**Requirements**
Copy out each line exactly; pictures stay out of the copy.

******

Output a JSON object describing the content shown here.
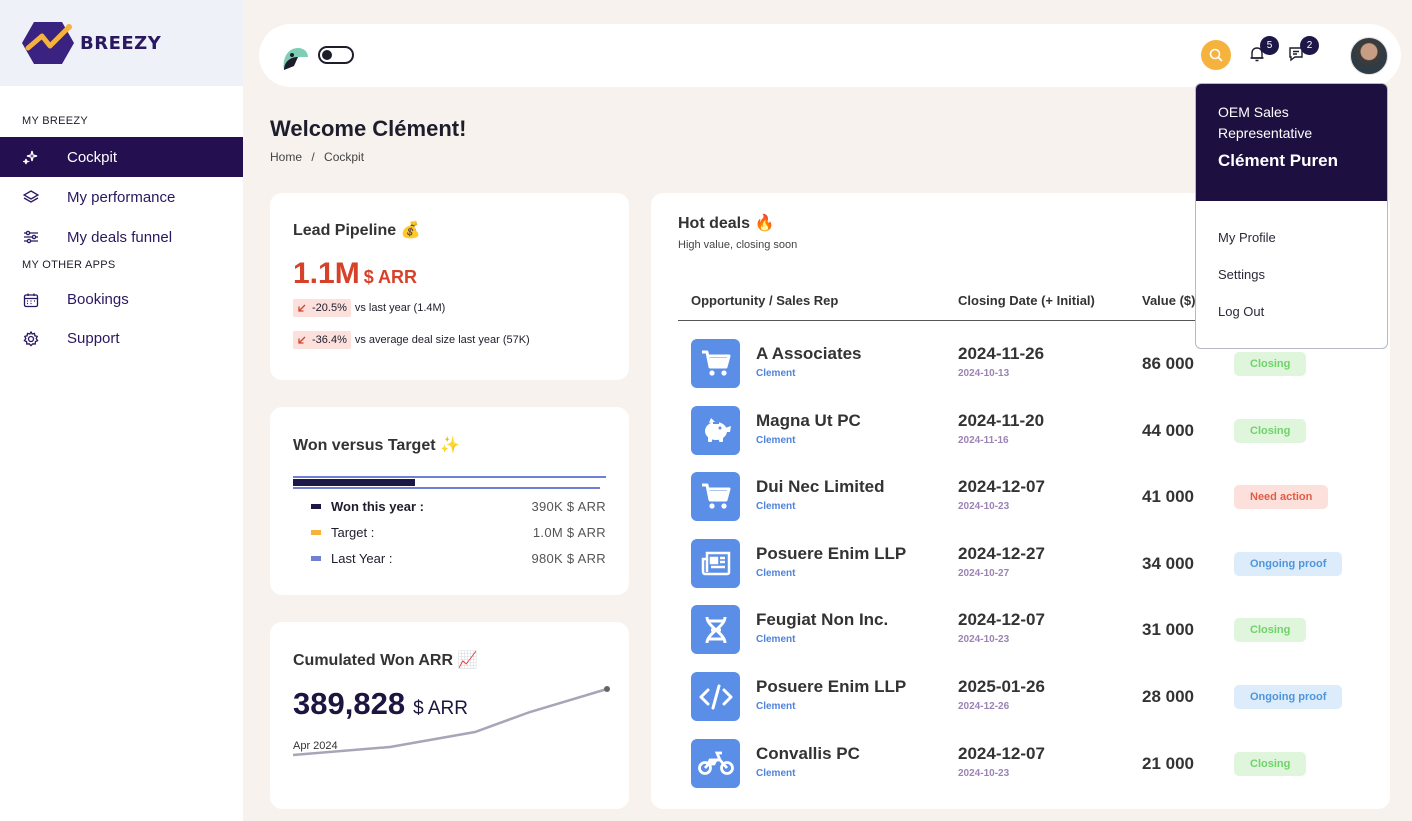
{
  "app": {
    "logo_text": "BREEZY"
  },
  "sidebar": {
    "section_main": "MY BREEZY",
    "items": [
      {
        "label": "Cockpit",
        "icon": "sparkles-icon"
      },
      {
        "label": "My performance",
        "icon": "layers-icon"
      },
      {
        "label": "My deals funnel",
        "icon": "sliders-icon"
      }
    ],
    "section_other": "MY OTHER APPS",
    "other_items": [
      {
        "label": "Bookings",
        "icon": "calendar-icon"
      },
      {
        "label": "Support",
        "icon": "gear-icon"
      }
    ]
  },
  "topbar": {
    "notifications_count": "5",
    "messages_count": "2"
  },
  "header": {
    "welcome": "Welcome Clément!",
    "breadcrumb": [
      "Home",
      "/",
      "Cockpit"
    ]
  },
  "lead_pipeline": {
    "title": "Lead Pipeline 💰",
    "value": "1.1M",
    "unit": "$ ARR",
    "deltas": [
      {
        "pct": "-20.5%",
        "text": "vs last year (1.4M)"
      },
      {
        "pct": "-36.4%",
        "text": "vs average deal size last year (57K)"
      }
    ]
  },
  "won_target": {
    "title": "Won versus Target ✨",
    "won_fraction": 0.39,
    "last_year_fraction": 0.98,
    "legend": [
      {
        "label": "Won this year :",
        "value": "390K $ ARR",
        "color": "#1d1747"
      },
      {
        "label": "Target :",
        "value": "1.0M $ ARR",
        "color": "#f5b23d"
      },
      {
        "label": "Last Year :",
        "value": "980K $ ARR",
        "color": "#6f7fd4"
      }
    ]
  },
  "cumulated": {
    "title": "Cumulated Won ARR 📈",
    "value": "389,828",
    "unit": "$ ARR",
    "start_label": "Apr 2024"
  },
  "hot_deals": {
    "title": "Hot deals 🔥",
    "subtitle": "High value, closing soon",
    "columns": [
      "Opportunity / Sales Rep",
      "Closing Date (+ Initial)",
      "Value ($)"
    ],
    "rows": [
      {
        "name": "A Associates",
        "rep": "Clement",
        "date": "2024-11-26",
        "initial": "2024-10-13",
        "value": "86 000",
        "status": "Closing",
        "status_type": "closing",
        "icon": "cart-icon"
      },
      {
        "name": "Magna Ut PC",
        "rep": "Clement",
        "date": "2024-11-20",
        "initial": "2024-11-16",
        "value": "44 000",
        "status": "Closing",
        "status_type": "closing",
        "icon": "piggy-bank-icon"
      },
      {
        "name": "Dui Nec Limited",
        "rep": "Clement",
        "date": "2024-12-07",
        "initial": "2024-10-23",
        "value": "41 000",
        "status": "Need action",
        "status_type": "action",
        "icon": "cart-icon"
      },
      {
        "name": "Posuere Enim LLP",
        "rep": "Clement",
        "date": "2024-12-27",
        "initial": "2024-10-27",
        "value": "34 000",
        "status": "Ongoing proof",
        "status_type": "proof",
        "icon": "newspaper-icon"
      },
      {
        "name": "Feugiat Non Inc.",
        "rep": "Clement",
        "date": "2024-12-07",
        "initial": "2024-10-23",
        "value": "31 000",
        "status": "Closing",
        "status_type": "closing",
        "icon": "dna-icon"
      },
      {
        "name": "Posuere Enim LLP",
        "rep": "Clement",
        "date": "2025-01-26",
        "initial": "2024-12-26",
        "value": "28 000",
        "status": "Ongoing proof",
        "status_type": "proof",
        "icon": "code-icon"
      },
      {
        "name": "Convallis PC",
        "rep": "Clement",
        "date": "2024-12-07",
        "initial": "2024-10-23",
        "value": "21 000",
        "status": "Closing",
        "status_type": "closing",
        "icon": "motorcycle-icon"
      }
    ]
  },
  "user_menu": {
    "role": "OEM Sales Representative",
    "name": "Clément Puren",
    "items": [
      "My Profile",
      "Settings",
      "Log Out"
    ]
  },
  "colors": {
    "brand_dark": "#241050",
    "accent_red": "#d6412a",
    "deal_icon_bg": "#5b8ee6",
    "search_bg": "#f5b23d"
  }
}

******

**Finished task**
Output a JSON object describing the content shown here.
{
  "app": {
    "logo_text": "BREEZY"
  },
  "sidebar": {
    "section_main": "MY BREEZY",
    "items": [
      {
        "label": "Cockpit",
        "icon": "sparkles-icon"
      },
      {
        "label": "My performance",
        "icon": "layers-icon"
      },
      {
        "label": "My deals funnel",
        "icon": "sliders-icon"
      }
    ],
    "section_other": "MY OTHER APPS",
    "other_items": [
      {
        "label": "Bookings",
        "icon": "calendar-icon"
      },
      {
        "label": "Support",
        "icon": "gear-icon"
      }
    ]
  },
  "topbar": {
    "notifications_count": "5",
    "messages_count": "2"
  },
  "header": {
    "welcome": "Welcome Clément!",
    "breadcrumb": [
      "Home",
      "/",
      "Cockpit"
    ]
  },
  "lead_pipeline": {
    "title": "Lead Pipeline 💰",
    "value": "1.1M",
    "unit": "$ ARR",
    "deltas": [
      {
        "pct": "-20.5%",
        "text": "vs last year (1.4M)"
      },
      {
        "pct": "-36.4%",
        "text": "vs average deal size last year (57K)"
      }
    ]
  },
  "won_target": {
    "title": "Won versus Target ✨",
    "won_fraction": 0.39,
    "last_year_fraction": 0.98,
    "legend": [
      {
        "label": "Won this year :",
        "value": "390K $ ARR",
        "color": "#1d1747"
      },
      {
        "label": "Target :",
        "value": "1.0M $ ARR",
        "color": "#f5b23d"
      },
      {
        "label": "Last Year :",
        "value": "980K $ ARR",
        "color": "#6f7fd4"
      }
    ]
  },
  "cumulated": {
    "title": "Cumulated Won ARR 📈",
    "value": "389,828",
    "unit": "$ ARR",
    "start_label": "Apr 2024"
  },
  "hot_deals": {
    "title": "Hot deals 🔥",
    "subtitle": "High value, closing soon",
    "columns": [
      "Opportunity / Sales Rep",
      "Closing Date (+ Initial)",
      "Value ($)"
    ],
    "rows": [
      {
        "name": "A Associates",
        "rep": "Clement",
        "date": "2024-11-26",
        "initial": "2024-10-13",
        "value": "86 000",
        "status": "Closing",
        "status_type": "closing",
        "icon": "cart-icon"
      },
      {
        "name": "Magna Ut PC",
        "rep": "Clement",
        "date": "2024-11-20",
        "initial": "2024-11-16",
        "value": "44 000",
        "status": "Closing",
        "status_type": "closing",
        "icon": "piggy-bank-icon"
      },
      {
        "name": "Dui Nec Limited",
        "rep": "Clement",
        "date": "2024-12-07",
        "initial": "2024-10-23",
        "value": "41 000",
        "status": "Need action",
        "status_type": "action",
        "icon": "cart-icon"
      },
      {
        "name": "Posuere Enim LLP",
        "rep": "Clement",
        "date": "2024-12-27",
        "initial": "2024-10-27",
        "value": "34 000",
        "status": "Ongoing proof",
        "status_type": "proof",
        "icon": "newspaper-icon"
      },
      {
        "name": "Feugiat Non Inc.",
        "rep": "Clement",
        "date": "2024-12-07",
        "initial": "2024-10-23",
        "value": "31 000",
        "status": "Closing",
        "status_type": "closing",
        "icon": "dna-icon"
      },
      {
        "name": "Posuere Enim LLP",
        "rep": "Clement",
        "date": "2025-01-26",
        "initial": "2024-12-26",
        "value": "28 000",
        "status": "Ongoing proof",
        "status_type": "proof",
        "icon": "code-icon"
      },
      {
        "name": "Convallis PC",
        "rep": "Clement",
        "date": "2024-12-07",
        "initial": "2024-10-23",
        "value": "21 000",
        "status": "Closing",
        "status_type": "closing",
        "icon": "motorcycle-icon"
      }
    ]
  },
  "user_menu": {
    "role": "OEM Sales Representative",
    "name": "Clément Puren",
    "items": [
      "My Profile",
      "Settings",
      "Log Out"
    ]
  },
  "colors": {
    "brand_dark": "#241050",
    "accent_red": "#d6412a",
    "deal_icon_bg": "#5b8ee6",
    "search_bg": "#f5b23d"
  }
}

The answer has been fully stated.